======== Extracted data

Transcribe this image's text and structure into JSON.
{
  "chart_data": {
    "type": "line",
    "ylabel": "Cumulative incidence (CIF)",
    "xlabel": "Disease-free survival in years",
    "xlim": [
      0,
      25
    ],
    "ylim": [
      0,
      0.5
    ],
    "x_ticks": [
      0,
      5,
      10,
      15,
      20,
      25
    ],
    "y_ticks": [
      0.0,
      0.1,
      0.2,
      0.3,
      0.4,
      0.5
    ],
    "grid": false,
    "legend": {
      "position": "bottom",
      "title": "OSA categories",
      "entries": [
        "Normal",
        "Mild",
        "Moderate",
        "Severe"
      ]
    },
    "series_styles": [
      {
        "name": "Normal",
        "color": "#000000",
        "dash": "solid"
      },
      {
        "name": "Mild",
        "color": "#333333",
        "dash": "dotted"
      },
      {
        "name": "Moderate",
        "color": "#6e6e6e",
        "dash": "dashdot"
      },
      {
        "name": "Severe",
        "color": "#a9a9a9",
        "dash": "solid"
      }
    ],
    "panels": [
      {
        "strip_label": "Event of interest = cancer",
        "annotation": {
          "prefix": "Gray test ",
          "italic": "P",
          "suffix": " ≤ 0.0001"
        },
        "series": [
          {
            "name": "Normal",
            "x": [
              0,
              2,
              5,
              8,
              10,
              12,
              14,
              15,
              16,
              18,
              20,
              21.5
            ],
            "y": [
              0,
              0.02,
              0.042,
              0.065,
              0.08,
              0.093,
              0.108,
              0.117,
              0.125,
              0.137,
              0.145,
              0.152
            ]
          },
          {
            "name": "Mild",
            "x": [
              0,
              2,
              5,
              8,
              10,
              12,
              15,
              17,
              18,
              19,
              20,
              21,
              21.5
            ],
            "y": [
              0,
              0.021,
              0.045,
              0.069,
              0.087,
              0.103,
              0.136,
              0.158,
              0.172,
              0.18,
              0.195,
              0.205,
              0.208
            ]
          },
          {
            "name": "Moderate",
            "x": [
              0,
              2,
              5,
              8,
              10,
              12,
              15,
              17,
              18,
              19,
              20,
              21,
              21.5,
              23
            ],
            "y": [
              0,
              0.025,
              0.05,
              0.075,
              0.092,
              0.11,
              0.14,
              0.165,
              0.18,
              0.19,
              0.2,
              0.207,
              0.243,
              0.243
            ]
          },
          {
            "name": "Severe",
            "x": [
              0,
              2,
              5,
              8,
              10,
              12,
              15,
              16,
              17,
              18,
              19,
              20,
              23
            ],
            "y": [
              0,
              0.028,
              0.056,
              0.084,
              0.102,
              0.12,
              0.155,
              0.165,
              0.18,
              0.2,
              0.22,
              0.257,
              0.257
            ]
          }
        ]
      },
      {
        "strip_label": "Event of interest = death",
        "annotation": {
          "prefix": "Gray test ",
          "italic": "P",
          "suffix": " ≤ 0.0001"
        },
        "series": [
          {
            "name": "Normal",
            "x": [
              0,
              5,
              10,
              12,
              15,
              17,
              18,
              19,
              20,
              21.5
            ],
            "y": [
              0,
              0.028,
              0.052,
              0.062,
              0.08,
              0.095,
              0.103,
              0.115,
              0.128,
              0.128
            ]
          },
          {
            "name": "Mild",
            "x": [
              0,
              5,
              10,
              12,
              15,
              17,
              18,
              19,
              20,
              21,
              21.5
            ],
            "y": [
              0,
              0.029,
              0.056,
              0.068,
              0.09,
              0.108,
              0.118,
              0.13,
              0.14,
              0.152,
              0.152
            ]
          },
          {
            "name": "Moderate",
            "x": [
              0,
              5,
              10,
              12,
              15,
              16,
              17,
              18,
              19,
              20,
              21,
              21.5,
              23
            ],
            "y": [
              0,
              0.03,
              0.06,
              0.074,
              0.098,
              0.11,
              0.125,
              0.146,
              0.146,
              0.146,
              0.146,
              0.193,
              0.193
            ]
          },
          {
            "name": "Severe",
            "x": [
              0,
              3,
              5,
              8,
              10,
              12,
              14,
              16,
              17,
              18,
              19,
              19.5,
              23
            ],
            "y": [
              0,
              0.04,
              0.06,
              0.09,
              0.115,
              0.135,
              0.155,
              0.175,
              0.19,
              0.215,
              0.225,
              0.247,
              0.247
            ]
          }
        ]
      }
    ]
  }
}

================

Exercise instructions: Set down every line of the listing above again, exactly as given.

Problem solution:
Transcribe this image's text and structure into JSON.
{
  "chart_data": {
    "type": "line",
    "ylabel": "Cumulative incidence (CIF)",
    "xlabel": "Disease-free survival in years",
    "xlim": [
      0,
      25
    ],
    "ylim": [
      0,
      0.5
    ],
    "x_ticks": [
      0,
      5,
      10,
      15,
      20,
      25
    ],
    "y_ticks": [
      0.0,
      0.1,
      0.2,
      0.3,
      0.4,
      0.5
    ],
    "grid": false,
    "legend": {
      "position": "bottom",
      "title": "OSA categories",
      "entries": [
        "Normal",
        "Mild",
        "Moderate",
        "Severe"
      ]
    },
    "series_styles": [
      {
        "name": "Normal",
        "color": "#000000",
        "dash": "solid"
      },
      {
        "name": "Mild",
        "color": "#333333",
        "dash": "dotted"
      },
      {
        "name": "Moderate",
        "color": "#6e6e6e",
        "dash": "dashdot"
      },
      {
        "name": "Severe",
        "color": "#a9a9a9",
        "dash": "solid"
      }
    ],
    "panels": [
      {
        "strip_label": "Event of interest = cancer",
        "annotation": {
          "prefix": "Gray test ",
          "italic": "P",
          "suffix": " ≤ 0.0001"
        },
        "series": [
          {
            "name": "Normal",
            "x": [
              0,
              2,
              5,
              8,
              10,
              12,
              14,
              15,
              16,
              18,
              20,
              21.5
            ],
            "y": [
              0,
              0.02,
              0.042,
              0.065,
              0.08,
              0.093,
              0.108,
              0.117,
              0.125,
              0.137,
              0.145,
              0.152
            ]
          },
          {
            "name": "Mild",
            "x": [
              0,
              2,
              5,
              8,
              10,
              12,
              15,
              17,
              18,
              19,
              20,
              21,
              21.5
            ],
            "y": [
              0,
              0.021,
              0.045,
              0.069,
              0.087,
              0.103,
              0.136,
              0.158,
              0.172,
              0.18,
              0.195,
              0.205,
              0.208
            ]
          },
          {
            "name": "Moderate",
            "x": [
              0,
              2,
              5,
              8,
              10,
              12,
              15,
              17,
              18,
              19,
              20,
              21,
              21.5,
              23
            ],
            "y": [
              0,
              0.025,
              0.05,
              0.075,
              0.092,
              0.11,
              0.14,
              0.165,
              0.18,
              0.19,
              0.2,
              0.207,
              0.243,
              0.243
            ]
          },
          {
            "name": "Severe",
            "x": [
              0,
              2,
              5,
              8,
              10,
              12,
              15,
              16,
              17,
              18,
              19,
              20,
              23
            ],
            "y": [
              0,
              0.028,
              0.056,
              0.084,
              0.102,
              0.12,
              0.155,
              0.165,
              0.18,
              0.2,
              0.22,
              0.257,
              0.257
            ]
          }
        ]
      },
      {
        "strip_label": "Event of interest = death",
        "annotation": {
          "prefix": "Gray test ",
          "italic": "P",
          "suffix": " ≤ 0.0001"
        },
        "series": [
          {
            "name": "Normal",
            "x": [
              0,
              5,
              10,
              12,
              15,
              17,
              18,
              19,
              20,
              21.5
            ],
            "y": [
              0,
              0.028,
              0.052,
              0.062,
              0.08,
              0.095,
              0.103,
              0.115,
              0.128,
              0.128
            ]
          },
          {
            "name": "Mild",
            "x": [
              0,
              5,
              10,
              12,
              15,
              17,
              18,
              19,
              20,
              21,
              21.5
            ],
            "y": [
              0,
              0.029,
              0.056,
              0.068,
              0.09,
              0.108,
              0.118,
              0.13,
              0.14,
              0.152,
              0.152
            ]
          },
          {
            "name": "Moderate",
            "x": [
              0,
              5,
              10,
              12,
              15,
              16,
              17,
              18,
              19,
              20,
              21,
              21.5,
              23
            ],
            "y": [
              0,
              0.03,
              0.06,
              0.074,
              0.098,
              0.11,
              0.125,
              0.146,
              0.146,
              0.146,
              0.146,
              0.193,
              0.193
            ]
          },
          {
            "name": "Severe",
            "x": [
              0,
              3,
              5,
              8,
              10,
              12,
              14,
              16,
              17,
              18,
              19,
              19.5,
              23
            ],
            "y": [
              0,
              0.04,
              0.06,
              0.09,
              0.115,
              0.135,
              0.155,
              0.175,
              0.19,
              0.215,
              0.225,
              0.247,
              0.247
            ]
          }
        ]
      }
    ]
  }
}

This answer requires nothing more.